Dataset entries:
— begin —

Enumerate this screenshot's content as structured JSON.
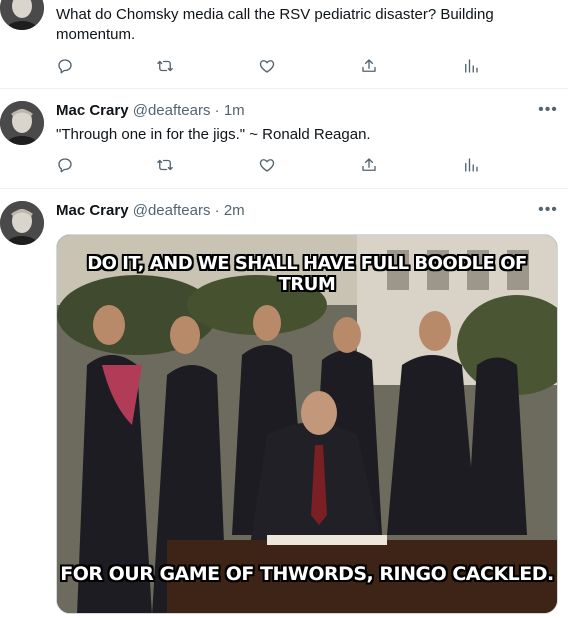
{
  "tweets": [
    {
      "name": "",
      "handle": "",
      "time": "",
      "text": "What do Chomsky media call the RSV pediatric disaster?  Building momentum."
    },
    {
      "name": "Mac Crary",
      "handle": "@deaftears",
      "time": "1m",
      "text": "\"Through one in for the jigs.\"  ~ Ronald Reagan."
    },
    {
      "name": "Mac Crary",
      "handle": "@deaftears",
      "time": "2m",
      "text": "",
      "media": {
        "caption_top": "DO IT, AND WE SHALL HAVE FULL BOODLE OF TRUM",
        "caption_bottom": "FOR OUR GAME OF THWORDS, RINGO CACKLED."
      }
    }
  ],
  "icons": {
    "reply": "reply-icon",
    "retweet": "retweet-icon",
    "like": "like-icon",
    "share": "share-icon",
    "analytics": "analytics-icon",
    "more": "more-icon"
  },
  "more_glyph": "•••",
  "separator": " · "
}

— end —

▶ AIM OF THE TASK: Your task is to transcribe all of the records precisely, with no images included.

▶ COMPLETED TASK:
Enumerate this screenshot's content as structured JSON.
{
  "tweets": [
    {
      "name": "",
      "handle": "",
      "time": "",
      "text": "What do Chomsky media call the RSV pediatric disaster?  Building momentum."
    },
    {
      "name": "Mac Crary",
      "handle": "@deaftears",
      "time": "1m",
      "text": "\"Through one in for the jigs.\"  ~ Ronald Reagan."
    },
    {
      "name": "Mac Crary",
      "handle": "@deaftears",
      "time": "2m",
      "text": "",
      "media": {
        "caption_top": "DO IT, AND WE SHALL HAVE FULL BOODLE OF TRUM",
        "caption_bottom": "FOR OUR GAME OF THWORDS, RINGO CACKLED."
      }
    }
  ],
  "icons": {
    "reply": "reply-icon",
    "retweet": "retweet-icon",
    "like": "like-icon",
    "share": "share-icon",
    "analytics": "analytics-icon",
    "more": "more-icon"
  },
  "more_glyph": "•••",
  "separator": " · "
}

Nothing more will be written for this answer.